Entries taken from a collection:
___

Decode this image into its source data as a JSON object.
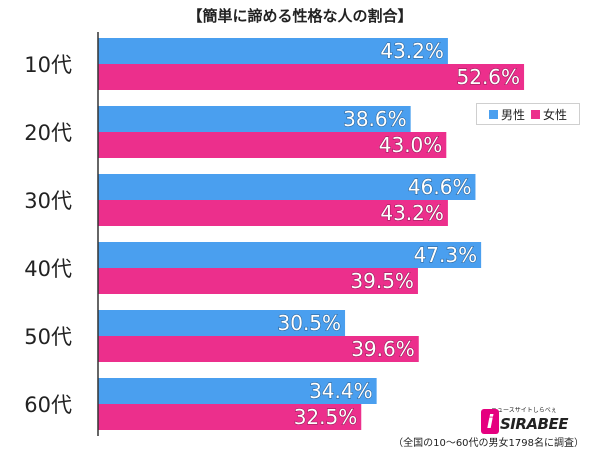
{
  "title": "【簡単に諦める性格な人の割合】",
  "colors": {
    "male": "#4a9fef",
    "female": "#ec2f8c"
  },
  "legend": {
    "male_icon": "square-swatch",
    "female_icon": "square-swatch",
    "male_label": "男性",
    "female_label": "女性"
  },
  "chart_data": {
    "type": "bar",
    "orientation": "horizontal",
    "title": "【簡単に諦める性格な人の割合】",
    "categories": [
      "10代",
      "20代",
      "30代",
      "40代",
      "50代",
      "60代"
    ],
    "series": [
      {
        "name": "男性",
        "values": [
          43.2,
          38.6,
          46.6,
          47.3,
          30.5,
          34.4
        ],
        "labels": [
          "43.2%",
          "38.6%",
          "46.6%",
          "47.3%",
          "30.5%",
          "34.4%"
        ]
      },
      {
        "name": "女性",
        "values": [
          52.6,
          43.0,
          43.2,
          39.5,
          39.6,
          32.5
        ],
        "labels": [
          "52.6%",
          "43.0%",
          "43.2%",
          "39.5%",
          "39.6%",
          "32.5%"
        ]
      }
    ],
    "xlim": [
      0,
      60
    ],
    "legend_position": "top-right",
    "grid": false
  },
  "logo": {
    "tagline": "ニュースサイトしらべぇ",
    "mark": "i",
    "wordmark": "SIRABEE"
  },
  "footnote": "（全国の10～60代の男女1798名に調査）"
}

___

## Task prompt
Write out the records above once more, word for word, with no pictures.

## Task result
Decode this image into its source data as a JSON object.
{
  "title": "【簡単に諦める性格な人の割合】",
  "colors": {
    "male": "#4a9fef",
    "female": "#ec2f8c"
  },
  "legend": {
    "male_icon": "square-swatch",
    "female_icon": "square-swatch",
    "male_label": "男性",
    "female_label": "女性"
  },
  "chart_data": {
    "type": "bar",
    "orientation": "horizontal",
    "title": "【簡単に諦める性格な人の割合】",
    "categories": [
      "10代",
      "20代",
      "30代",
      "40代",
      "50代",
      "60代"
    ],
    "series": [
      {
        "name": "男性",
        "values": [
          43.2,
          38.6,
          46.6,
          47.3,
          30.5,
          34.4
        ],
        "labels": [
          "43.2%",
          "38.6%",
          "46.6%",
          "47.3%",
          "30.5%",
          "34.4%"
        ]
      },
      {
        "name": "女性",
        "values": [
          52.6,
          43.0,
          43.2,
          39.5,
          39.6,
          32.5
        ],
        "labels": [
          "52.6%",
          "43.0%",
          "43.2%",
          "39.5%",
          "39.6%",
          "32.5%"
        ]
      }
    ],
    "xlim": [
      0,
      60
    ],
    "legend_position": "top-right",
    "grid": false
  },
  "logo": {
    "tagline": "ニュースサイトしらべぇ",
    "mark": "i",
    "wordmark": "SIRABEE"
  },
  "footnote": "（全国の10～60代の男女1798名に調査）"
}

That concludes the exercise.